= TASK INSTRUCTIONS =
Could you output each of the records below verbatim, line for line, with nothing changed?

Extracted records
Begin
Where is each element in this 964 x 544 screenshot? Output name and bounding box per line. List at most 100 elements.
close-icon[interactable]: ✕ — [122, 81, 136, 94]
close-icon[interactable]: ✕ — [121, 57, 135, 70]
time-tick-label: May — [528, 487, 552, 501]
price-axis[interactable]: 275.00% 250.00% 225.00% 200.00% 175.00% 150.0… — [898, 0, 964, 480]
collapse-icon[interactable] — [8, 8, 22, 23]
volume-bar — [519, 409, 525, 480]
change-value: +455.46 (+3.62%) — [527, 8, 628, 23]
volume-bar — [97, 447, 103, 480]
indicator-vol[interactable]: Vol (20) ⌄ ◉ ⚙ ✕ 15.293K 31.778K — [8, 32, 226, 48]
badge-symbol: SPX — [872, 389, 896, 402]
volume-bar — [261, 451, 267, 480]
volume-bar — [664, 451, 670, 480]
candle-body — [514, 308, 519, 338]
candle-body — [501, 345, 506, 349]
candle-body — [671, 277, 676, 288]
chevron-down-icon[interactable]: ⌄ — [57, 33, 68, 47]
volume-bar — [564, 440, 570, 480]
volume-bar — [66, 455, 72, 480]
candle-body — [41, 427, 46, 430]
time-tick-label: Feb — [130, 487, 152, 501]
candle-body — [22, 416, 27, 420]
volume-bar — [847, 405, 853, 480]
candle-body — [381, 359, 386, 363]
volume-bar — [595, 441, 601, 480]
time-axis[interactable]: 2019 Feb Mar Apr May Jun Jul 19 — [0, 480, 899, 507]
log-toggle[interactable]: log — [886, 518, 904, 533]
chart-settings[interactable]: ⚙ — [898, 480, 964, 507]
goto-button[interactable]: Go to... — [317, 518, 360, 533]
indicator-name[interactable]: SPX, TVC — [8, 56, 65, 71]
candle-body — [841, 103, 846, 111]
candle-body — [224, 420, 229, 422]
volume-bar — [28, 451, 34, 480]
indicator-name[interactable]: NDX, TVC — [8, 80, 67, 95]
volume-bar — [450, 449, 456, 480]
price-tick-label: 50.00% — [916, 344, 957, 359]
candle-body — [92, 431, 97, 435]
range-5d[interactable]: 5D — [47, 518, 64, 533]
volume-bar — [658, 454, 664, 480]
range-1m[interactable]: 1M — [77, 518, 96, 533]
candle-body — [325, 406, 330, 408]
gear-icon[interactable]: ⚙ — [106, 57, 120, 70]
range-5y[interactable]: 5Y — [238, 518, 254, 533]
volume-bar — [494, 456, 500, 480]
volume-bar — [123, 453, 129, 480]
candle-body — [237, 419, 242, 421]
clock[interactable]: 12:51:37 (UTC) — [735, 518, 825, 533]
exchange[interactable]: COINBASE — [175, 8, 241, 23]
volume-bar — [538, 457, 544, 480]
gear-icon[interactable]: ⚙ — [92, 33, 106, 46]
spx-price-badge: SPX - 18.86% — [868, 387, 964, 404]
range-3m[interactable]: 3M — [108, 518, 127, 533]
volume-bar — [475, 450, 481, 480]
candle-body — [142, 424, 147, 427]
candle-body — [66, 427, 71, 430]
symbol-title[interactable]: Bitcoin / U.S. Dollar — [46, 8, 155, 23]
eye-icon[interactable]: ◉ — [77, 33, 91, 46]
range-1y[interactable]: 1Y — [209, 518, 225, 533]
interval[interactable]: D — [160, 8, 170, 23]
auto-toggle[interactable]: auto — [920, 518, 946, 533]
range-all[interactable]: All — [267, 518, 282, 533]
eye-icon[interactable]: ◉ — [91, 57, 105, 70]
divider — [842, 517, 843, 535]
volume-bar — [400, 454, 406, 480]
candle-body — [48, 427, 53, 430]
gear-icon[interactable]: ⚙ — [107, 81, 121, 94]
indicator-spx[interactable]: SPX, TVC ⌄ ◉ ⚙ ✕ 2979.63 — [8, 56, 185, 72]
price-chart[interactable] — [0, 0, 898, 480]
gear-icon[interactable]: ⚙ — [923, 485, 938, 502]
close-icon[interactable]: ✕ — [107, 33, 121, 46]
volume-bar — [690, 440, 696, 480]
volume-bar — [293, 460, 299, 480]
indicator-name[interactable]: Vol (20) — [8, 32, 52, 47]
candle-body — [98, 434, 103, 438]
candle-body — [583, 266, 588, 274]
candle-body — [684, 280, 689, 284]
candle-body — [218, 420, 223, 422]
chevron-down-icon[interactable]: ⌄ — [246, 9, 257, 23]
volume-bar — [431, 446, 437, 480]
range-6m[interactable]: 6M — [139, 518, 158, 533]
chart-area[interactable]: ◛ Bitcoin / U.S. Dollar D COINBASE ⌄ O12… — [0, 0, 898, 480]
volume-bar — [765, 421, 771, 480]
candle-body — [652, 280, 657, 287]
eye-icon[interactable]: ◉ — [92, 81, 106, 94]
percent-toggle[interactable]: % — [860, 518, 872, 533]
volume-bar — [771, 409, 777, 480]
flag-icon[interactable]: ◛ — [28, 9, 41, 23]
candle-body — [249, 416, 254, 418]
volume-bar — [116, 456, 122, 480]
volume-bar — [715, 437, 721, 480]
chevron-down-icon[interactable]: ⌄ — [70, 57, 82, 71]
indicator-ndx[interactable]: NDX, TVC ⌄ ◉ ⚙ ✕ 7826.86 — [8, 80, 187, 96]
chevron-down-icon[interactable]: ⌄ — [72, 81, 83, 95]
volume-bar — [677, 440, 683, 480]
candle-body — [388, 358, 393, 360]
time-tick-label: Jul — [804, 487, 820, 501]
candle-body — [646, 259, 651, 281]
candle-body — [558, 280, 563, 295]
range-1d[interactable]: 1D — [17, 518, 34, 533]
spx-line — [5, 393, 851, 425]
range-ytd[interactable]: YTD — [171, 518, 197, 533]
End
= TASK RESPONSE =
Where is each element in this 964 x 544 screenshot? Output name and bounding box per line. List at most 100 elements.
close-icon[interactable]: ✕ — [122, 81, 136, 94]
close-icon[interactable]: ✕ — [121, 57, 135, 70]
time-tick-label: May — [528, 487, 552, 501]
price-axis[interactable]: 275.00% 250.00% 225.00% 200.00% 175.00% 150.0… — [898, 0, 964, 480]
collapse-icon[interactable] — [8, 8, 22, 23]
volume-bar — [519, 409, 525, 480]
change-value: +455.46 (+3.62%) — [527, 8, 628, 23]
volume-bar — [97, 447, 103, 480]
indicator-vol[interactable]: Vol (20) ⌄ ◉ ⚙ ✕ 15.293K 31.778K — [8, 32, 226, 48]
badge-symbol: SPX — [872, 389, 896, 402]
volume-bar — [261, 451, 267, 480]
volume-bar — [664, 451, 670, 480]
candle-body — [514, 308, 519, 338]
candle-body — [501, 345, 506, 349]
candle-body — [671, 277, 676, 288]
chevron-down-icon[interactable]: ⌄ — [57, 33, 68, 47]
volume-bar — [564, 440, 570, 480]
volume-bar — [66, 455, 72, 480]
candle-body — [41, 427, 46, 430]
time-tick-label: Feb — [130, 487, 152, 501]
candle-body — [22, 416, 27, 420]
volume-bar — [847, 405, 853, 480]
candle-body — [381, 359, 386, 363]
volume-bar — [595, 441, 601, 480]
time-axis[interactable]: 2019 Feb Mar Apr May Jun Jul 19 — [0, 480, 899, 507]
log-toggle[interactable]: log — [886, 518, 904, 533]
chart-settings[interactable]: ⚙ — [898, 480, 964, 507]
goto-button[interactable]: Go to... — [317, 518, 360, 533]
indicator-name[interactable]: SPX, TVC — [8, 56, 65, 71]
candle-body — [841, 103, 846, 111]
candle-body — [224, 420, 229, 422]
volume-bar — [28, 451, 34, 480]
indicator-name[interactable]: NDX, TVC — [8, 80, 67, 95]
volume-bar — [450, 449, 456, 480]
price-tick-label: 50.00% — [916, 344, 957, 359]
candle-body — [92, 431, 97, 435]
range-5d[interactable]: 5D — [47, 518, 64, 533]
volume-bar — [658, 454, 664, 480]
range-1m[interactable]: 1M — [77, 518, 96, 533]
candle-body — [325, 406, 330, 408]
gear-icon[interactable]: ⚙ — [106, 57, 120, 70]
range-5y[interactable]: 5Y — [238, 518, 254, 533]
volume-bar — [494, 456, 500, 480]
volume-bar — [123, 453, 129, 480]
candle-body — [237, 419, 242, 421]
clock[interactable]: 12:51:37 (UTC) — [735, 518, 825, 533]
exchange[interactable]: COINBASE — [175, 8, 241, 23]
volume-bar — [538, 457, 544, 480]
gear-icon[interactable]: ⚙ — [92, 33, 106, 46]
spx-price-badge: SPX - 18.86% — [868, 387, 964, 404]
range-3m[interactable]: 3M — [108, 518, 127, 533]
volume-bar — [475, 450, 481, 480]
candle-body — [142, 424, 147, 427]
candle-body — [66, 427, 71, 430]
symbol-title[interactable]: Bitcoin / U.S. Dollar — [46, 8, 155, 23]
eye-icon[interactable]: ◉ — [77, 33, 91, 46]
range-1y[interactable]: 1Y — [209, 518, 225, 533]
interval[interactable]: D — [160, 8, 170, 23]
auto-toggle[interactable]: auto — [920, 518, 946, 533]
range-all[interactable]: All — [267, 518, 282, 533]
eye-icon[interactable]: ◉ — [91, 57, 105, 70]
divider — [842, 517, 843, 535]
volume-bar — [400, 454, 406, 480]
candle-body — [48, 427, 53, 430]
gear-icon[interactable]: ⚙ — [107, 81, 121, 94]
indicator-spx[interactable]: SPX, TVC ⌄ ◉ ⚙ ✕ 2979.63 — [8, 56, 185, 72]
price-chart[interactable] — [0, 0, 898, 480]
gear-icon[interactable]: ⚙ — [923, 485, 938, 502]
close-icon[interactable]: ✕ — [107, 33, 121, 46]
volume-bar — [690, 440, 696, 480]
volume-bar — [293, 460, 299, 480]
indicator-name[interactable]: Vol (20) — [8, 32, 52, 47]
candle-body — [98, 434, 103, 438]
candle-body — [583, 266, 588, 274]
candle-body — [684, 280, 689, 284]
candle-body — [218, 420, 223, 422]
chevron-down-icon[interactable]: ⌄ — [246, 9, 257, 23]
volume-bar — [431, 446, 437, 480]
range-6m[interactable]: 6M — [139, 518, 158, 533]
chart-area[interactable]: ◛ Bitcoin / U.S. Dollar D COINBASE ⌄ O12… — [0, 0, 898, 480]
volume-bar — [765, 421, 771, 480]
candle-body — [652, 280, 657, 287]
eye-icon[interactable]: ◉ — [92, 81, 106, 94]
percent-toggle[interactable]: % — [860, 518, 872, 533]
volume-bar — [771, 409, 777, 480]
flag-icon[interactable]: ◛ — [28, 9, 41, 23]
candle-body — [249, 416, 254, 418]
volume-bar — [116, 456, 122, 480]
volume-bar — [715, 437, 721, 480]
chevron-down-icon[interactable]: ⌄ — [70, 57, 82, 71]
indicator-ndx[interactable]: NDX, TVC ⌄ ◉ ⚙ ✕ 7826.86 — [8, 80, 187, 96]
chevron-down-icon[interactable]: ⌄ — [72, 81, 83, 95]
volume-bar — [677, 440, 683, 480]
candle-body — [388, 358, 393, 360]
time-tick-label: Jul — [804, 487, 820, 501]
candle-body — [646, 259, 651, 281]
candle-body — [558, 280, 563, 295]
range-1d[interactable]: 1D — [17, 518, 34, 533]
spx-line — [5, 393, 851, 425]
range-ytd[interactable]: YTD — [171, 518, 197, 533]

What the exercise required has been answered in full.